Copy out exactly each line from the line with "Read out every word on this page." through the last line of the material below.

Collection entries:
[Begin]

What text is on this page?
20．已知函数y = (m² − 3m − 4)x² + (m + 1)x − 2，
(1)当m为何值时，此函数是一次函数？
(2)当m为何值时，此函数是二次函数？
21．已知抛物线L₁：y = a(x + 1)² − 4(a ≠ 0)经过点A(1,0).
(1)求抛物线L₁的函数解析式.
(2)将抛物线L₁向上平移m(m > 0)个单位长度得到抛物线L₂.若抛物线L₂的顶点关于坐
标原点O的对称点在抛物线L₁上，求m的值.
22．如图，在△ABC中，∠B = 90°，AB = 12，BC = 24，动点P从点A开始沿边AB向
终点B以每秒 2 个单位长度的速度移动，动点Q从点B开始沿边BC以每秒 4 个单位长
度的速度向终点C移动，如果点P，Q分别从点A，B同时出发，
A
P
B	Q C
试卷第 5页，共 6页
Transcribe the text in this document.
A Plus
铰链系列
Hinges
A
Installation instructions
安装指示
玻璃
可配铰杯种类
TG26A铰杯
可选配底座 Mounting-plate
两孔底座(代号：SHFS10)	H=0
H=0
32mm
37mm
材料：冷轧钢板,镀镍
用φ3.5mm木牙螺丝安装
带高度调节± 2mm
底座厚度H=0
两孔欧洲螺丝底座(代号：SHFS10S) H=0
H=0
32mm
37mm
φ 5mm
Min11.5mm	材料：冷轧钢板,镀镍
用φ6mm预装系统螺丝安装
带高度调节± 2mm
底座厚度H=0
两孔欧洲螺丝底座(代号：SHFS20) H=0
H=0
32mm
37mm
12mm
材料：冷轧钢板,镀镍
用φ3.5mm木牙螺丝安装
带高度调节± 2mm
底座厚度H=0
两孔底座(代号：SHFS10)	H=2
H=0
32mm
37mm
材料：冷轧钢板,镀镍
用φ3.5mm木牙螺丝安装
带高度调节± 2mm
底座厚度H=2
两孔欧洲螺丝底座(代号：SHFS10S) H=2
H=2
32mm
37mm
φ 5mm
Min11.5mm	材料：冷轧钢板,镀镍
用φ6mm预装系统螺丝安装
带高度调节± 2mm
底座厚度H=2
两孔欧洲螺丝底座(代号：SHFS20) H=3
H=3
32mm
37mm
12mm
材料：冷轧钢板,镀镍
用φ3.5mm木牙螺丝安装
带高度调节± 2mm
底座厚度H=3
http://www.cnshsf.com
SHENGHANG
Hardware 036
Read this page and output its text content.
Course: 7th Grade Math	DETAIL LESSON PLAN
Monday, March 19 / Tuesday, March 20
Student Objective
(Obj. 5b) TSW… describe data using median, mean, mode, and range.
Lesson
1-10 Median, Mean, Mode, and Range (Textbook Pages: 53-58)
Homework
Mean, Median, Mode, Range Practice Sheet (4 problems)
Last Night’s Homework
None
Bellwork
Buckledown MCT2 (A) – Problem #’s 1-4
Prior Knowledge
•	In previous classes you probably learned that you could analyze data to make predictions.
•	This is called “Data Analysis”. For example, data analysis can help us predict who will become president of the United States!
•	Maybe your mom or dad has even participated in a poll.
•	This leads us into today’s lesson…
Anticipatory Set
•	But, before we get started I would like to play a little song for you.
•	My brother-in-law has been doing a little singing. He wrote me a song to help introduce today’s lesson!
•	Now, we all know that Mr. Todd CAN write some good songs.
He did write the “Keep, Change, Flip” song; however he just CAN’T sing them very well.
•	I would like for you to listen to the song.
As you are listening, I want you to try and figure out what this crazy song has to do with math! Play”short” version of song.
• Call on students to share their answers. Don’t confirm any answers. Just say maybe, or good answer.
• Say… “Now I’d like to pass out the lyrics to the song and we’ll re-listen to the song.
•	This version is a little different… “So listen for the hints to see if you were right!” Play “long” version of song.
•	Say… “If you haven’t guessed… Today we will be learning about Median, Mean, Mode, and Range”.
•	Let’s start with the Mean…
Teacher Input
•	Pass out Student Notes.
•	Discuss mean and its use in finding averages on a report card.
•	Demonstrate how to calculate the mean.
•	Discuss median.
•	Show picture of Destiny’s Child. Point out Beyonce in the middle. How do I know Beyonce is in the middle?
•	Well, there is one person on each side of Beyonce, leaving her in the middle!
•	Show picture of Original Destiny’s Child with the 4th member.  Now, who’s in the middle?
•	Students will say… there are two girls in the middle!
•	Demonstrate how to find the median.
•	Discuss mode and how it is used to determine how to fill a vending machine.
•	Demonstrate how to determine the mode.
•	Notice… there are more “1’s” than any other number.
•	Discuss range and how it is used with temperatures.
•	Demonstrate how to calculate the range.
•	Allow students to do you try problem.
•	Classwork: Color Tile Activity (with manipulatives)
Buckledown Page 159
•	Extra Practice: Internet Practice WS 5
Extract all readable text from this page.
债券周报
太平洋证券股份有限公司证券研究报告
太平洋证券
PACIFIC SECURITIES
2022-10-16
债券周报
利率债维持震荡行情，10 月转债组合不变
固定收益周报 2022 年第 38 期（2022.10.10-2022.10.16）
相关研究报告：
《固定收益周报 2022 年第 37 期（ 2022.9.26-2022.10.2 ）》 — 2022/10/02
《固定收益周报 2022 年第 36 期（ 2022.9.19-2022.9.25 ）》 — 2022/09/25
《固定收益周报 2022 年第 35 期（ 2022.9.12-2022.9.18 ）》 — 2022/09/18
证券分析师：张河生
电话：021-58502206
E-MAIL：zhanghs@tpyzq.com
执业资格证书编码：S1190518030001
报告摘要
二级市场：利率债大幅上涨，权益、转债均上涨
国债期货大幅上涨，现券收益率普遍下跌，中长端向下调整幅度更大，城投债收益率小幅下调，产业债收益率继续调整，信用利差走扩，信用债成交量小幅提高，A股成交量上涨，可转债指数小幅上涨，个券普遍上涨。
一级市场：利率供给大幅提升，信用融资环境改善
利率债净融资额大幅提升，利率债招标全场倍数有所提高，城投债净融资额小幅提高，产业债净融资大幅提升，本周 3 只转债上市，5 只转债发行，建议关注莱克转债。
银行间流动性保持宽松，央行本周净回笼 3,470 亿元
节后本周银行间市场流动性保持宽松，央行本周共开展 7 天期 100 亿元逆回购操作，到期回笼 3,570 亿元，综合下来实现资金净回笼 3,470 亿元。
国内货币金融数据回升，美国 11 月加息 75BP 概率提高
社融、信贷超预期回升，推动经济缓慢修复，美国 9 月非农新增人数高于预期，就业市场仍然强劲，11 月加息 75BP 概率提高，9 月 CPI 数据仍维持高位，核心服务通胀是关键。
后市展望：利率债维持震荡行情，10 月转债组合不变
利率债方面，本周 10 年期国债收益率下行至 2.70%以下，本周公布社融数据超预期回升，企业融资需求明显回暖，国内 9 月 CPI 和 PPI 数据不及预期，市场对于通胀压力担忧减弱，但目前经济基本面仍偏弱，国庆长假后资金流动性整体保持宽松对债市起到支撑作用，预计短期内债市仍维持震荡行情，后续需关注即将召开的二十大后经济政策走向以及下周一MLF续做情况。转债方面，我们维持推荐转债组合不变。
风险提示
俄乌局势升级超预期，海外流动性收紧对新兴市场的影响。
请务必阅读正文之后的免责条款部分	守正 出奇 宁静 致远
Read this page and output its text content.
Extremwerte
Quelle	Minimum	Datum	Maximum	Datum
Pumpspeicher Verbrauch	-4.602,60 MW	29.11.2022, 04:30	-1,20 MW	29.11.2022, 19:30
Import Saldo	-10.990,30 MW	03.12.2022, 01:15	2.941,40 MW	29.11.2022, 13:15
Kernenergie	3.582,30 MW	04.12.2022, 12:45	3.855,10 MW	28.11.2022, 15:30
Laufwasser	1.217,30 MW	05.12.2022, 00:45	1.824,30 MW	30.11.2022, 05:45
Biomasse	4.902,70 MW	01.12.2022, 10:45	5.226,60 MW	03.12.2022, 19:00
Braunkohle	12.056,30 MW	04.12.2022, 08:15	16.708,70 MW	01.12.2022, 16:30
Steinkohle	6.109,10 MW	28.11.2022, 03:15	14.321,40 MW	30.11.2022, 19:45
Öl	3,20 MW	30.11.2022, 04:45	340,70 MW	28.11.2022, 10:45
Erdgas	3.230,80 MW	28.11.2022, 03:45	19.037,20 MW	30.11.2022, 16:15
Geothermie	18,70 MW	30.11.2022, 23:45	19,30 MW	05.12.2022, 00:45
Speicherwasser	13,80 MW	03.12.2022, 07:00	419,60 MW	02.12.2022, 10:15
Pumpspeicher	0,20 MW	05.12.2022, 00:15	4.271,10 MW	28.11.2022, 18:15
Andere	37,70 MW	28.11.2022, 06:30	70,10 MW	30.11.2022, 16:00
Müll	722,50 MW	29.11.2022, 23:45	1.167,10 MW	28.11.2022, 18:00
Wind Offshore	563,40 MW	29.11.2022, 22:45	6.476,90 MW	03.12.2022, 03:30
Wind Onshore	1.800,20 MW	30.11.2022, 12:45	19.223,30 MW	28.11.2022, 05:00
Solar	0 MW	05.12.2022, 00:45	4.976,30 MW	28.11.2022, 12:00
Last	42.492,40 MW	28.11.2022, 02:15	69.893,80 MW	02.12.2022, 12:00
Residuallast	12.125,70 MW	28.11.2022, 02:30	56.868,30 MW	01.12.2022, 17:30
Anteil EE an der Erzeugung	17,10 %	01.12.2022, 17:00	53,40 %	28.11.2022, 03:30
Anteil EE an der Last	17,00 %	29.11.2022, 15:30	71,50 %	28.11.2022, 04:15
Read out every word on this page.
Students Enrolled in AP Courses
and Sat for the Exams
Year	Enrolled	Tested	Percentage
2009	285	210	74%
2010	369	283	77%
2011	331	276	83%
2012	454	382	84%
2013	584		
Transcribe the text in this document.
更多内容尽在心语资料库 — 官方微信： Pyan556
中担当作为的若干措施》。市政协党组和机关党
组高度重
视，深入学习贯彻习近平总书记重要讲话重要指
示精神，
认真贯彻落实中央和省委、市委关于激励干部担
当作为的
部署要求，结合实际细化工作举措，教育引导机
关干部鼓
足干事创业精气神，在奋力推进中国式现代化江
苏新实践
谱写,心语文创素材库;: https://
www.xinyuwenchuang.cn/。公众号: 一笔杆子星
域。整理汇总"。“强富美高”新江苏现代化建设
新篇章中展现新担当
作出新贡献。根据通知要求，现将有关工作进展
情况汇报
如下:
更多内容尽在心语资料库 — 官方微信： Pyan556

[End]

- [FULL OUTPUT]:
Read out every word on this page.
Students Enrolled in AP Courses
and Sat for the Exams
Year	Enrolled	Tested	Percentage
2009	285	210	74%
2010	369	283	77%
2011	331	276	83%
2012	454	382	84%
2013	584		
Transcribe the text in this document.
更多内容尽在心语资料库 — 官方微信： Pyan556
中担当作为的若干措施》。市政协党组和机关党
组高度重
视，深入学习贯彻习近平总书记重要讲话重要指
示精神，
认真贯彻落实中央和省委、市委关于激励干部担
当作为的
部署要求，结合实际细化工作举措，教育引导机
关干部鼓
足干事创业精气神，在奋力推进中国式现代化江
苏新实践
谱写,心语文创素材库;: https://
www.xinyuwenchuang.cn/。公众号: 一笔杆子星
域。整理汇总"。“强富美高”新江苏现代化建设
新篇章中展现新担当
作出新贡献。根据通知要求，现将有关工作进展
情况汇报
如下:
更多内容尽在心语资料库 — 官方微信： Pyan556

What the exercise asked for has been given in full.